(Extracted data entries)
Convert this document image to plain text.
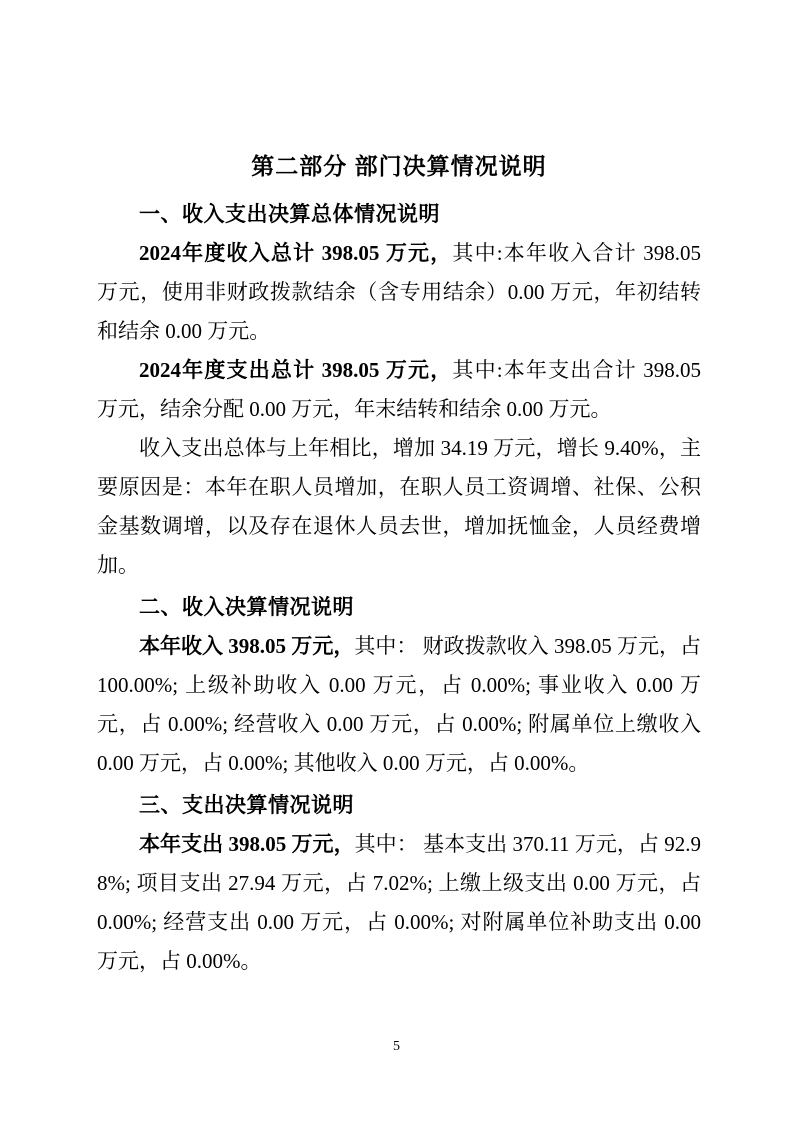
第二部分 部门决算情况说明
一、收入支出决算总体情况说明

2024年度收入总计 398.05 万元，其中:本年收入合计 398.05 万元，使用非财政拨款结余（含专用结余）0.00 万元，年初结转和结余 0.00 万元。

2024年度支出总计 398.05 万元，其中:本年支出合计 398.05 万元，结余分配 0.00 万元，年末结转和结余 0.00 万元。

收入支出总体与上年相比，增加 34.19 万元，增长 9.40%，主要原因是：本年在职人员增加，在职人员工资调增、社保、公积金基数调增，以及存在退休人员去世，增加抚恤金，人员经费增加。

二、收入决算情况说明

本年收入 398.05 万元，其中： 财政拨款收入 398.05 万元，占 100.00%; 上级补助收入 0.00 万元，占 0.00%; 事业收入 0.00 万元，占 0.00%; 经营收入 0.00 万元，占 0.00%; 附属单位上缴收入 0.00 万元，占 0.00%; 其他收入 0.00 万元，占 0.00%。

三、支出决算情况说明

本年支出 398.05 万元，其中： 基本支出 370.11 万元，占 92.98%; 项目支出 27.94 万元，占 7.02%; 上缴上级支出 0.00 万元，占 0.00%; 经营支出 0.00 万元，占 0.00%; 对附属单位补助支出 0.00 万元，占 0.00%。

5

---

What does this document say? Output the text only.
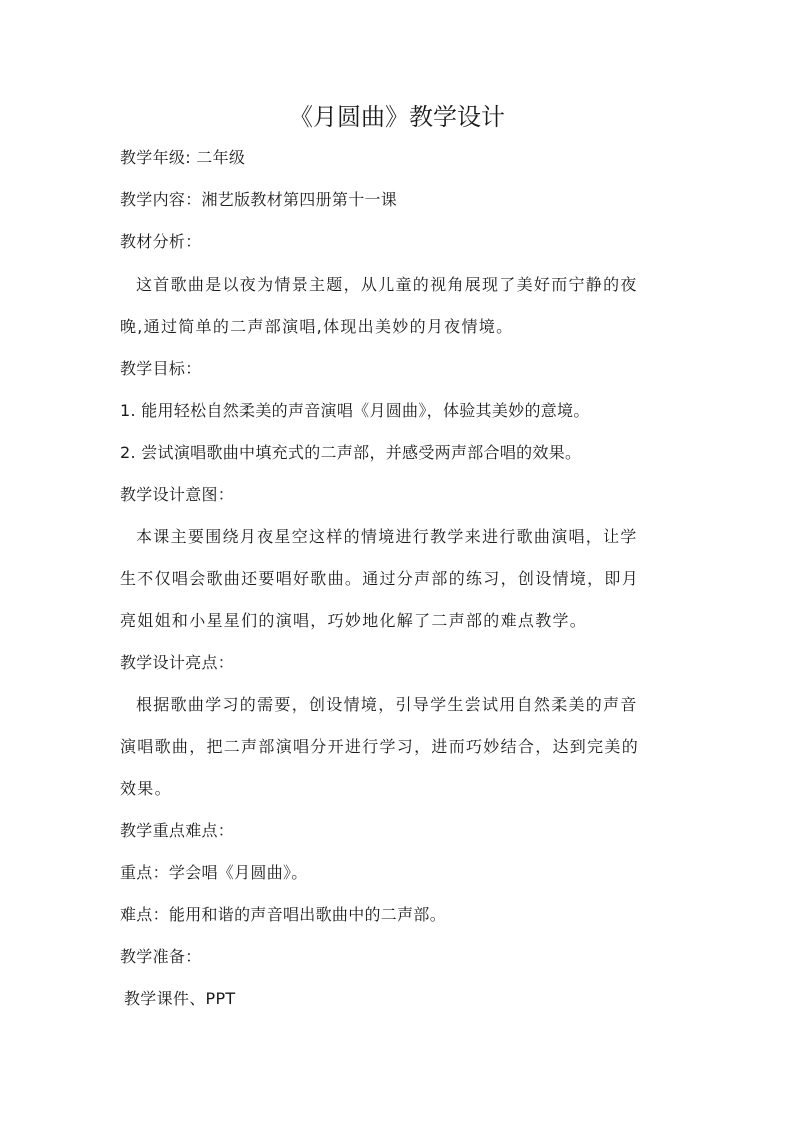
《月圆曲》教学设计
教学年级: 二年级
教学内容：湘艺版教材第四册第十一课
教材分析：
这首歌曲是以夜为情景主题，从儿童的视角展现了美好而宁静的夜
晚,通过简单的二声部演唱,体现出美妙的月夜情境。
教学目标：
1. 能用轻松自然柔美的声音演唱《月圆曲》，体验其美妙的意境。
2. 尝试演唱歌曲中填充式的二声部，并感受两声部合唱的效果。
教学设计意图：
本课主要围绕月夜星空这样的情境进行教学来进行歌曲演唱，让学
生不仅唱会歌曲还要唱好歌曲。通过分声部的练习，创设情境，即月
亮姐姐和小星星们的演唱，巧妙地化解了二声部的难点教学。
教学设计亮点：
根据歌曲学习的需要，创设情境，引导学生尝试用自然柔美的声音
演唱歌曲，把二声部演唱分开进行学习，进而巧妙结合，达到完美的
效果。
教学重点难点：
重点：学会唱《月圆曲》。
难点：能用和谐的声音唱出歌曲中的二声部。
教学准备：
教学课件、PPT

- **What you should do**
In the lines above, find each one with "document" and list it.

- **Result for this task**
Convert this document image to plain text.
What does this document say? Output the text only.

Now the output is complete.